◆ **Written problem**
Print the listing below exactly.

(Saved entries)

_ _ _ _

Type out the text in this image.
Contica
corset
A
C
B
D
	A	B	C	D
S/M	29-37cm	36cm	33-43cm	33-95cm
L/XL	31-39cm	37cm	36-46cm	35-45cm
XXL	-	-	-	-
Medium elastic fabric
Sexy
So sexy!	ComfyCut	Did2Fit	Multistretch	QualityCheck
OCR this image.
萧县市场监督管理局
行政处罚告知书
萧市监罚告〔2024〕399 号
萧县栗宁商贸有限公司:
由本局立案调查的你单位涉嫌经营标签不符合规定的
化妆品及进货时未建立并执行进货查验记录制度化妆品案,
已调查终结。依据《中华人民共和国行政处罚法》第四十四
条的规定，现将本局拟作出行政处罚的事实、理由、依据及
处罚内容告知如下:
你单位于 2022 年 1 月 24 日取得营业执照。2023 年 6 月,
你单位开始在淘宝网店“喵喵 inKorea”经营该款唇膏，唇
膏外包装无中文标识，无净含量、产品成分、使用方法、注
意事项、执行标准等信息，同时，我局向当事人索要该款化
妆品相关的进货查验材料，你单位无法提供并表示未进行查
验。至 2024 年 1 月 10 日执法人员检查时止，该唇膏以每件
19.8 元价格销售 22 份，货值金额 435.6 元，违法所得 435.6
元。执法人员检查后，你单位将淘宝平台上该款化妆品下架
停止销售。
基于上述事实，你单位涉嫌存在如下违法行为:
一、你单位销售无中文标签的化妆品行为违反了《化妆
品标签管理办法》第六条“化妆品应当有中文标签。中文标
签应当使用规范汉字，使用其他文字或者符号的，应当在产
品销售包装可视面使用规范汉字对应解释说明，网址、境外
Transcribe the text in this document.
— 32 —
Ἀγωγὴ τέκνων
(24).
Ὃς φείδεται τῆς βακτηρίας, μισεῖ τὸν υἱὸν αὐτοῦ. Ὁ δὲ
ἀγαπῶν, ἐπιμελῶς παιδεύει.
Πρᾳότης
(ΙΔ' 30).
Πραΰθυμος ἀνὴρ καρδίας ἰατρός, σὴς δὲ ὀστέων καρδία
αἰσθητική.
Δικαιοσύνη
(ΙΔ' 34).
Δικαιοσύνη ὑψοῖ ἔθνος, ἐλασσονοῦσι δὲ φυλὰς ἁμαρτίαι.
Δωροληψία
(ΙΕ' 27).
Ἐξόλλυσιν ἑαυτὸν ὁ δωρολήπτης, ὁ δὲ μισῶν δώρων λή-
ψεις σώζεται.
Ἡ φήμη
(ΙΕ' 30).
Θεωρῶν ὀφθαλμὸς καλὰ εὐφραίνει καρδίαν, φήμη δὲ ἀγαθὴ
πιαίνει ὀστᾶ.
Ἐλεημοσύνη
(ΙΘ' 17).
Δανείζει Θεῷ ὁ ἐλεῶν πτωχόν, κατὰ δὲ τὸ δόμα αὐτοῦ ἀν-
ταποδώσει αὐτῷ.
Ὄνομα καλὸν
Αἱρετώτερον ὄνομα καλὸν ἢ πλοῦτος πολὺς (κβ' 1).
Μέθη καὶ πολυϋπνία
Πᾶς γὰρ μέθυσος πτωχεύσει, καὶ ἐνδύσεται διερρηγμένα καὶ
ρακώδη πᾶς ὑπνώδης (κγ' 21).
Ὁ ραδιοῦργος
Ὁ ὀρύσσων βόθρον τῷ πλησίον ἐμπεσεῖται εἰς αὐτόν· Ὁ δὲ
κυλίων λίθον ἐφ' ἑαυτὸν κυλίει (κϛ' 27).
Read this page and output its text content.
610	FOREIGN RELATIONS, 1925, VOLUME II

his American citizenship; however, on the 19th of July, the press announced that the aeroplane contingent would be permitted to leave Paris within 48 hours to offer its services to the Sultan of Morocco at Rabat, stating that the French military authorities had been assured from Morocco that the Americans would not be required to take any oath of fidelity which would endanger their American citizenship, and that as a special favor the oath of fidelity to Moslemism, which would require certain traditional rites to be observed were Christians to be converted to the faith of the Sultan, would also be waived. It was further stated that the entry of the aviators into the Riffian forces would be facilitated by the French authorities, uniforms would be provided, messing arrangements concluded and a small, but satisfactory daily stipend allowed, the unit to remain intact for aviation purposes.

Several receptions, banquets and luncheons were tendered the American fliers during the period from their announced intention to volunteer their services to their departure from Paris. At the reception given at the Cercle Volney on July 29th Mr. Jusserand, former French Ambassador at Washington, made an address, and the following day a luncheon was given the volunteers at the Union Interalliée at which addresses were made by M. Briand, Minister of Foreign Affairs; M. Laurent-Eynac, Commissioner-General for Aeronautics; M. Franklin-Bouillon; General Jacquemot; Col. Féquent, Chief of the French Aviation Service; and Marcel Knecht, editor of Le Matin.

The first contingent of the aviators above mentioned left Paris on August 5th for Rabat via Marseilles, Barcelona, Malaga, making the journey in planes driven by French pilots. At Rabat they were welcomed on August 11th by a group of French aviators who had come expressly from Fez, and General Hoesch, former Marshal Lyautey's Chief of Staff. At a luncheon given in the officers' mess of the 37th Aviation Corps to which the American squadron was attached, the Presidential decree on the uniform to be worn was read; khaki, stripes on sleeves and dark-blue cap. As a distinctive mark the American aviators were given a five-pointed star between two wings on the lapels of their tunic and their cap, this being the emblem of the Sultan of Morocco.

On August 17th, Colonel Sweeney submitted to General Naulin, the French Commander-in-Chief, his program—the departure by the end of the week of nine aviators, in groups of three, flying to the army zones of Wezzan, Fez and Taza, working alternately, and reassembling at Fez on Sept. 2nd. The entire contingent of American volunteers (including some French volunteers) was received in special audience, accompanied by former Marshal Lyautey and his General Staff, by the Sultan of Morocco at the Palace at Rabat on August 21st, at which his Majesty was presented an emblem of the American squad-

_ _ _ _

◆ **Solution**
Type out the text in this image.
Contica
corset
A
C
B
D
	A	B	C	D
S/M	29-37cm	36cm	33-43cm	33-95cm
L/XL	31-39cm	37cm	36-46cm	35-45cm
XXL	-	-	-	-
Medium elastic fabric
Sexy
So sexy!	ComfyCut	Did2Fit	Multistretch	QualityCheck
OCR this image.
萧县市场监督管理局
行政处罚告知书
萧市监罚告〔2024〕399 号
萧县栗宁商贸有限公司:
由本局立案调查的你单位涉嫌经营标签不符合规定的
化妆品及进货时未建立并执行进货查验记录制度化妆品案,
已调查终结。依据《中华人民共和国行政处罚法》第四十四
条的规定，现将本局拟作出行政处罚的事实、理由、依据及
处罚内容告知如下:
你单位于 2022 年 1 月 24 日取得营业执照。2023 年 6 月,
你单位开始在淘宝网店“喵喵 inKorea”经营该款唇膏，唇
膏外包装无中文标识，无净含量、产品成分、使用方法、注
意事项、执行标准等信息，同时，我局向当事人索要该款化
妆品相关的进货查验材料，你单位无法提供并表示未进行查
验。至 2024 年 1 月 10 日执法人员检查时止，该唇膏以每件
19.8 元价格销售 22 份，货值金额 435.6 元，违法所得 435.6
元。执法人员检查后，你单位将淘宝平台上该款化妆品下架
停止销售。
基于上述事实，你单位涉嫌存在如下违法行为:
一、你单位销售无中文标签的化妆品行为违反了《化妆
品标签管理办法》第六条“化妆品应当有中文标签。中文标
签应当使用规范汉字，使用其他文字或者符号的，应当在产
品销售包装可视面使用规范汉字对应解释说明，网址、境外
Transcribe the text in this document.
— 32 —
Ἀγωγὴ τέκνων
(24).
Ὃς φείδεται τῆς βακτηρίας, μισεῖ τὸν υἱὸν αὐτοῦ. Ὁ δὲ
ἀγαπῶν, ἐπιμελῶς παιδεύει.
Πρᾳότης
(ΙΔ' 30).
Πραΰθυμος ἀνὴρ καρδίας ἰατρός, σὴς δὲ ὀστέων καρδία
αἰσθητική.
Δικαιοσύνη
(ΙΔ' 34).
Δικαιοσύνη ὑψοῖ ἔθνος, ἐλασσονοῦσι δὲ φυλὰς ἁμαρτίαι.
Δωροληψία
(ΙΕ' 27).
Ἐξόλλυσιν ἑαυτὸν ὁ δωρολήπτης, ὁ δὲ μισῶν δώρων λή-
ψεις σώζεται.
Ἡ φήμη
(ΙΕ' 30).
Θεωρῶν ὀφθαλμὸς καλὰ εὐφραίνει καρδίαν, φήμη δὲ ἀγαθὴ
πιαίνει ὀστᾶ.
Ἐλεημοσύνη
(ΙΘ' 17).
Δανείζει Θεῷ ὁ ἐλεῶν πτωχόν, κατὰ δὲ τὸ δόμα αὐτοῦ ἀν-
ταποδώσει αὐτῷ.
Ὄνομα καλὸν
Αἱρετώτερον ὄνομα καλὸν ἢ πλοῦτος πολὺς (κβ' 1).
Μέθη καὶ πολυϋπνία
Πᾶς γὰρ μέθυσος πτωχεύσει, καὶ ἐνδύσεται διερρηγμένα καὶ
ρακώδη πᾶς ὑπνώδης (κγ' 21).
Ὁ ραδιοῦργος
Ὁ ὀρύσσων βόθρον τῷ πλησίον ἐμπεσεῖται εἰς αὐτόν· Ὁ δὲ
κυλίων λίθον ἐφ' ἑαυτὸν κυλίει (κϛ' 27).
Read this page and output its text content.
610	FOREIGN RELATIONS, 1925, VOLUME II

his American citizenship; however, on the 19th of July, the press announced that the aeroplane contingent would be permitted to leave Paris within 48 hours to offer its services to the Sultan of Morocco at Rabat, stating that the French military authorities had been assured from Morocco that the Americans would not be required to take any oath of fidelity which would endanger their American citizenship, and that as a special favor the oath of fidelity to Moslemism, which would require certain traditional rites to be observed were Christians to be converted to the faith of the Sultan, would also be waived. It was further stated that the entry of the aviators into the Riffian forces would be facilitated by the French authorities, uniforms would be provided, messing arrangements concluded and a small, but satisfactory daily stipend allowed, the unit to remain intact for aviation purposes.

Several receptions, banquets and luncheons were tendered the American fliers during the period from their announced intention to volunteer their services to their departure from Paris. At the reception given at the Cercle Volney on July 29th Mr. Jusserand, former French Ambassador at Washington, made an address, and the following day a luncheon was given the volunteers at the Union Interalliée at which addresses were made by M. Briand, Minister of Foreign Affairs; M. Laurent-Eynac, Commissioner-General for Aeronautics; M. Franklin-Bouillon; General Jacquemot; Col. Féquent, Chief of the French Aviation Service; and Marcel Knecht, editor of Le Matin.

The first contingent of the aviators above mentioned left Paris on August 5th for Rabat via Marseilles, Barcelona, Malaga, making the journey in planes driven by French pilots. At Rabat they were welcomed on August 11th by a group of French aviators who had come expressly from Fez, and General Hoesch, former Marshal Lyautey's Chief of Staff. At a luncheon given in the officers' mess of the 37th Aviation Corps to which the American squadron was attached, the Presidential decree on the uniform to be worn was read; khaki, stripes on sleeves and dark-blue cap. As a distinctive mark the American aviators were given a five-pointed star between two wings on the lapels of their tunic and their cap, this being the emblem of the Sultan of Morocco.

On August 17th, Colonel Sweeney submitted to General Naulin, the French Commander-in-Chief, his program—the departure by the end of the week of nine aviators, in groups of three, flying to the army zones of Wezzan, Fez and Taza, working alternately, and reassembling at Fez on Sept. 2nd. The entire contingent of American volunteers (including some French volunteers) was received in special audience, accompanied by former Marshal Lyautey and his General Staff, by the Sultan of Morocco at the Palace at Rabat on August 21st, at which his Majesty was presented an emblem of the American squad-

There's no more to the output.